Here are some records. Copy each one exactly.

(Source data)
## START

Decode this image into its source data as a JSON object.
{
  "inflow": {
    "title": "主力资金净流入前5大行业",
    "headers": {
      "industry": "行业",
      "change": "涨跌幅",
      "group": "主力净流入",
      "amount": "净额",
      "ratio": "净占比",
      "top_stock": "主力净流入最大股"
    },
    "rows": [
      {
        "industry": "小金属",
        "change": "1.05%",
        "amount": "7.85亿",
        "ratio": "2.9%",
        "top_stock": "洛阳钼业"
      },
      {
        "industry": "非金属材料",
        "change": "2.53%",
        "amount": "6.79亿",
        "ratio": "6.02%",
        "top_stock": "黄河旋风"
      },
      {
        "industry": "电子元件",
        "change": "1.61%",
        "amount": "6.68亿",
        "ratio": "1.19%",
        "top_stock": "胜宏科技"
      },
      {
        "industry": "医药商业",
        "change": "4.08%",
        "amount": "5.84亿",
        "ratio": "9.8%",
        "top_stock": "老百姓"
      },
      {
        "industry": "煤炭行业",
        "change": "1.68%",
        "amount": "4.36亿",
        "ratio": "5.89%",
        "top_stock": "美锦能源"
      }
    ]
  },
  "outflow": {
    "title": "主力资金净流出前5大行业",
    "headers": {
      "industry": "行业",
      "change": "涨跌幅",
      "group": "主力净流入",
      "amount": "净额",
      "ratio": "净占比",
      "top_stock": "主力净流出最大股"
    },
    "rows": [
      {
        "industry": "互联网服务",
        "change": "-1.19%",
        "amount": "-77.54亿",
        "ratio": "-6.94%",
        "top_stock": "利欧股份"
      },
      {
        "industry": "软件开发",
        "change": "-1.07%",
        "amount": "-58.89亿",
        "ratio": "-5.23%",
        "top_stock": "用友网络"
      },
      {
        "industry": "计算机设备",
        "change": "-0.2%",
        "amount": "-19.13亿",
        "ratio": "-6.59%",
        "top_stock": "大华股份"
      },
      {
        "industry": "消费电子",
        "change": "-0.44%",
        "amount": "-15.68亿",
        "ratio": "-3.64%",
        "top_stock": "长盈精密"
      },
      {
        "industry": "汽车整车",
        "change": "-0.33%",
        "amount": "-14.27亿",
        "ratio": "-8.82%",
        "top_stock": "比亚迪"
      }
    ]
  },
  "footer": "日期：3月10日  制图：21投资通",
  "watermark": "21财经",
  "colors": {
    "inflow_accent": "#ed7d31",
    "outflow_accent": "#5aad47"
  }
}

## END

◆ Response ◆
Decode this image into its source data as a JSON object.
{
  "inflow": {
    "title": "主力资金净流入前5大行业",
    "headers": {
      "industry": "行业",
      "change": "涨跌幅",
      "group": "主力净流入",
      "amount": "净额",
      "ratio": "净占比",
      "top_stock": "主力净流入最大股"
    },
    "rows": [
      {
        "industry": "小金属",
        "change": "1.05%",
        "amount": "7.85亿",
        "ratio": "2.9%",
        "top_stock": "洛阳钼业"
      },
      {
        "industry": "非金属材料",
        "change": "2.53%",
        "amount": "6.79亿",
        "ratio": "6.02%",
        "top_stock": "黄河旋风"
      },
      {
        "industry": "电子元件",
        "change": "1.61%",
        "amount": "6.68亿",
        "ratio": "1.19%",
        "top_stock": "胜宏科技"
      },
      {
        "industry": "医药商业",
        "change": "4.08%",
        "amount": "5.84亿",
        "ratio": "9.8%",
        "top_stock": "老百姓"
      },
      {
        "industry": "煤炭行业",
        "change": "1.68%",
        "amount": "4.36亿",
        "ratio": "5.89%",
        "top_stock": "美锦能源"
      }
    ]
  },
  "outflow": {
    "title": "主力资金净流出前5大行业",
    "headers": {
      "industry": "行业",
      "change": "涨跌幅",
      "group": "主力净流入",
      "amount": "净额",
      "ratio": "净占比",
      "top_stock": "主力净流出最大股"
    },
    "rows": [
      {
        "industry": "互联网服务",
        "change": "-1.19%",
        "amount": "-77.54亿",
        "ratio": "-6.94%",
        "top_stock": "利欧股份"
      },
      {
        "industry": "软件开发",
        "change": "-1.07%",
        "amount": "-58.89亿",
        "ratio": "-5.23%",
        "top_stock": "用友网络"
      },
      {
        "industry": "计算机设备",
        "change": "-0.2%",
        "amount": "-19.13亿",
        "ratio": "-6.59%",
        "top_stock": "大华股份"
      },
      {
        "industry": "消费电子",
        "change": "-0.44%",
        "amount": "-15.68亿",
        "ratio": "-3.64%",
        "top_stock": "长盈精密"
      },
      {
        "industry": "汽车整车",
        "change": "-0.33%",
        "amount": "-14.27亿",
        "ratio": "-8.82%",
        "top_stock": "比亚迪"
      }
    ]
  },
  "footer": "日期：3月10日  制图：21投资通",
  "watermark": "21财经",
  "colors": {
    "inflow_accent": "#ed7d31",
    "outflow_accent": "#5aad47"
  }
}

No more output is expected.